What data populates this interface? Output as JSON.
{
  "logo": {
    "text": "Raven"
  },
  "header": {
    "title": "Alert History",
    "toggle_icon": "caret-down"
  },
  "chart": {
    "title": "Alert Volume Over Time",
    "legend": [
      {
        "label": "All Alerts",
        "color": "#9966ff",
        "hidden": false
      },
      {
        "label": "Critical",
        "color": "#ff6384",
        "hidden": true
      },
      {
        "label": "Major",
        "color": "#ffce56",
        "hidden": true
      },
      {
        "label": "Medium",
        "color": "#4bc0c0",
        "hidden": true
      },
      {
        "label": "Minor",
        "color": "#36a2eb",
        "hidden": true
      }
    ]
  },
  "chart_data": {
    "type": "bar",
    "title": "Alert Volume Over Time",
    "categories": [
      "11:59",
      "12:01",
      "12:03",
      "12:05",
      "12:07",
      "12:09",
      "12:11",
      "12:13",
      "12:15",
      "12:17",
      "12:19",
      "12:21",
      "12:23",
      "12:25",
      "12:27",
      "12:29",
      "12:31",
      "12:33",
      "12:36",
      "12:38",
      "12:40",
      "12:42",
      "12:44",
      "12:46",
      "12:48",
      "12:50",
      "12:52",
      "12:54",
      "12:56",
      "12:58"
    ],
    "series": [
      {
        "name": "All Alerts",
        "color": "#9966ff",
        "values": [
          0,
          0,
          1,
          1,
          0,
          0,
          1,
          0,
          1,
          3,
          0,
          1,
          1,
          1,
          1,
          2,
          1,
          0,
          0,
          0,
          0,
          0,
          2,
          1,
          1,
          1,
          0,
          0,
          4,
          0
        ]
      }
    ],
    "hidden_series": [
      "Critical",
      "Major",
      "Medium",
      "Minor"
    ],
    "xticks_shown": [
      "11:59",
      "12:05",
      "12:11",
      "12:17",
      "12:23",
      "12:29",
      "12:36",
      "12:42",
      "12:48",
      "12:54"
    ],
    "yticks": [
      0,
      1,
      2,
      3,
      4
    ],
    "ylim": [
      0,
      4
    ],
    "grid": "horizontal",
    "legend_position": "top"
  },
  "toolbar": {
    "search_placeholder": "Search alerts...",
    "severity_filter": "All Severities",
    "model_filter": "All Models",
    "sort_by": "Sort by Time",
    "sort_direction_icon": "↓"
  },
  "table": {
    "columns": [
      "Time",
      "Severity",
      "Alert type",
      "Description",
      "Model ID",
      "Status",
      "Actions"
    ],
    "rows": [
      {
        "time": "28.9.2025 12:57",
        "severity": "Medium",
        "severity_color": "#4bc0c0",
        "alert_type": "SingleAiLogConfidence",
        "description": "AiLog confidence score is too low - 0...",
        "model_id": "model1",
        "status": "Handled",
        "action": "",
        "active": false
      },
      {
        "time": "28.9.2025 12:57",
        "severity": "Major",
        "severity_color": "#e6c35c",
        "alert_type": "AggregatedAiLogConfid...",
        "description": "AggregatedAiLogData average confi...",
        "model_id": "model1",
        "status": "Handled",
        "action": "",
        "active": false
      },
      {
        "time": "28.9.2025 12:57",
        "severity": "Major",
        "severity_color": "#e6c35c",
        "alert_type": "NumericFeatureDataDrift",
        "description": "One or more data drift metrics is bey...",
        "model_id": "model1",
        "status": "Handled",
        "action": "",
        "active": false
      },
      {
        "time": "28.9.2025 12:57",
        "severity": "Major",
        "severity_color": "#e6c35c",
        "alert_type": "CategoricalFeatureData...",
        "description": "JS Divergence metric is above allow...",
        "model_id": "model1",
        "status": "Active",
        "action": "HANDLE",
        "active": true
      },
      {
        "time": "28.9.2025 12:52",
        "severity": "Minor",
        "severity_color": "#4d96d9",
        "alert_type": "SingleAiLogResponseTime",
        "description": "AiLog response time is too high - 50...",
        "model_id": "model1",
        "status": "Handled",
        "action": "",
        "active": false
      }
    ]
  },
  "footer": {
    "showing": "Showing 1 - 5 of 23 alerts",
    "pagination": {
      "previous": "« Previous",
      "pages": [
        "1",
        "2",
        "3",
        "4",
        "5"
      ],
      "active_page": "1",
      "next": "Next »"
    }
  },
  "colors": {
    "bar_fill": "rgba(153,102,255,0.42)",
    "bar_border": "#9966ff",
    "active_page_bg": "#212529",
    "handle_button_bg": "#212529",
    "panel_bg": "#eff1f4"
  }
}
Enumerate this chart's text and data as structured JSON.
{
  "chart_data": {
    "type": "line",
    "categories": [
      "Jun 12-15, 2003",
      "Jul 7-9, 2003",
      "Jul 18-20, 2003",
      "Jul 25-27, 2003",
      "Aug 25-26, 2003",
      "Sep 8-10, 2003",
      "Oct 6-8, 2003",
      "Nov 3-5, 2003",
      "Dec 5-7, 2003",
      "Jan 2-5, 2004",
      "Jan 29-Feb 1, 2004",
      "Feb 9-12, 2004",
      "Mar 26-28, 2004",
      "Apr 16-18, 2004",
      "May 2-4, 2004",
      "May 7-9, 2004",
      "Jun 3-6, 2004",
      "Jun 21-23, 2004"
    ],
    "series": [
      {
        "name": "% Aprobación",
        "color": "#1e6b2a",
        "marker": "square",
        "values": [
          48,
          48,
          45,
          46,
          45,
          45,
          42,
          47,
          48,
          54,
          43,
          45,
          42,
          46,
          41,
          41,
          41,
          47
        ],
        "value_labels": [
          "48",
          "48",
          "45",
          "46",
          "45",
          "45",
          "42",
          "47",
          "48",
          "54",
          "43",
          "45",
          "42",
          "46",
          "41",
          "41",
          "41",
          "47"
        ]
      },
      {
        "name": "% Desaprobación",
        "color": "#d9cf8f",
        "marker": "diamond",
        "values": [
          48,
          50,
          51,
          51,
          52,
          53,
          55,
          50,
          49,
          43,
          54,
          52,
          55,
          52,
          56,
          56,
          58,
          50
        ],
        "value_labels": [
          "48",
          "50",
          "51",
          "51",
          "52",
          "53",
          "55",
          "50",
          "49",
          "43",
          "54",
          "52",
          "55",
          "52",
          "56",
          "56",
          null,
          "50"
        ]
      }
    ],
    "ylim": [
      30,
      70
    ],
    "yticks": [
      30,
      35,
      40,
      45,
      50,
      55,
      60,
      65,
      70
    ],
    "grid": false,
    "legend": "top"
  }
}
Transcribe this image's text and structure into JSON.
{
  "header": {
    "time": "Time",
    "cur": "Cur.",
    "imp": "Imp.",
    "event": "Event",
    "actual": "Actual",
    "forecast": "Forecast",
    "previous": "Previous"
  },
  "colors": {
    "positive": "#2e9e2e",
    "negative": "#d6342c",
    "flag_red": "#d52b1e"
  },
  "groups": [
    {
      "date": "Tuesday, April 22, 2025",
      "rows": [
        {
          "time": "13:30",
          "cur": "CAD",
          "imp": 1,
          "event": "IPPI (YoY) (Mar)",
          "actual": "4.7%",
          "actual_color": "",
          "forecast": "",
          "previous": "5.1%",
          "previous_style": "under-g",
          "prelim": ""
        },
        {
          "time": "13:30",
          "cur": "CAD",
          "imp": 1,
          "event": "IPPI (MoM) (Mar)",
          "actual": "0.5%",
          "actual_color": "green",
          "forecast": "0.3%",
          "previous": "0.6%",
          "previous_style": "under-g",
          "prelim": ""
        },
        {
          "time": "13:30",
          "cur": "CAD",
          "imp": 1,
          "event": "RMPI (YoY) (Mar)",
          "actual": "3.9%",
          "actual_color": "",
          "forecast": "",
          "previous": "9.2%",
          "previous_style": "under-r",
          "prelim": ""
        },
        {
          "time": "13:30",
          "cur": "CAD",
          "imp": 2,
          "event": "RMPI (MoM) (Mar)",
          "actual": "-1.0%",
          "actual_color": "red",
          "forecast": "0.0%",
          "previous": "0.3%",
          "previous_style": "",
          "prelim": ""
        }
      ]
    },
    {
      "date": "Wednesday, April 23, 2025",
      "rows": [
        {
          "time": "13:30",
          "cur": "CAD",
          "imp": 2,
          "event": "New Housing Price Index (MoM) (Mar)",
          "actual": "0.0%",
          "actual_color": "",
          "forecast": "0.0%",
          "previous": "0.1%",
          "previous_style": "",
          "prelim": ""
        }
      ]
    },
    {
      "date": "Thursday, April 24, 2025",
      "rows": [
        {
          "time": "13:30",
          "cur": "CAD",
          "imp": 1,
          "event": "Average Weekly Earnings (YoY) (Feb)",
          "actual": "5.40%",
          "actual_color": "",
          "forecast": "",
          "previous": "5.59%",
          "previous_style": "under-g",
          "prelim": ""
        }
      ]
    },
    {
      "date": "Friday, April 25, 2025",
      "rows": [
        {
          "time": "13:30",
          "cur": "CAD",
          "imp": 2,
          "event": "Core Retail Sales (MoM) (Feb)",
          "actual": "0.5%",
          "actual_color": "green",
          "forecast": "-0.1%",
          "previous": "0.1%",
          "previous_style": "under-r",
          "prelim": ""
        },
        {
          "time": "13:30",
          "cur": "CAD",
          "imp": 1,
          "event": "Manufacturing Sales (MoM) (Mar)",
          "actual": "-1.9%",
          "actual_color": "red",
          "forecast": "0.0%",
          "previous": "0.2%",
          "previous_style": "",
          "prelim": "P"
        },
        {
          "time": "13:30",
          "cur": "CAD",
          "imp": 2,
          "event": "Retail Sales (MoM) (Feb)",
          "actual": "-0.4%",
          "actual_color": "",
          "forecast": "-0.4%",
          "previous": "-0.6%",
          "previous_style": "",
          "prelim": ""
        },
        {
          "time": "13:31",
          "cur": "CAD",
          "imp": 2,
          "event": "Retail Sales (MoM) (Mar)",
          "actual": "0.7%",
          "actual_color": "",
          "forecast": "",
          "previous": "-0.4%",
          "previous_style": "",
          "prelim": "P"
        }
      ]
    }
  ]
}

> Short exercise: Return only the number of lines in the data that contain "Sales".

> Solution: 4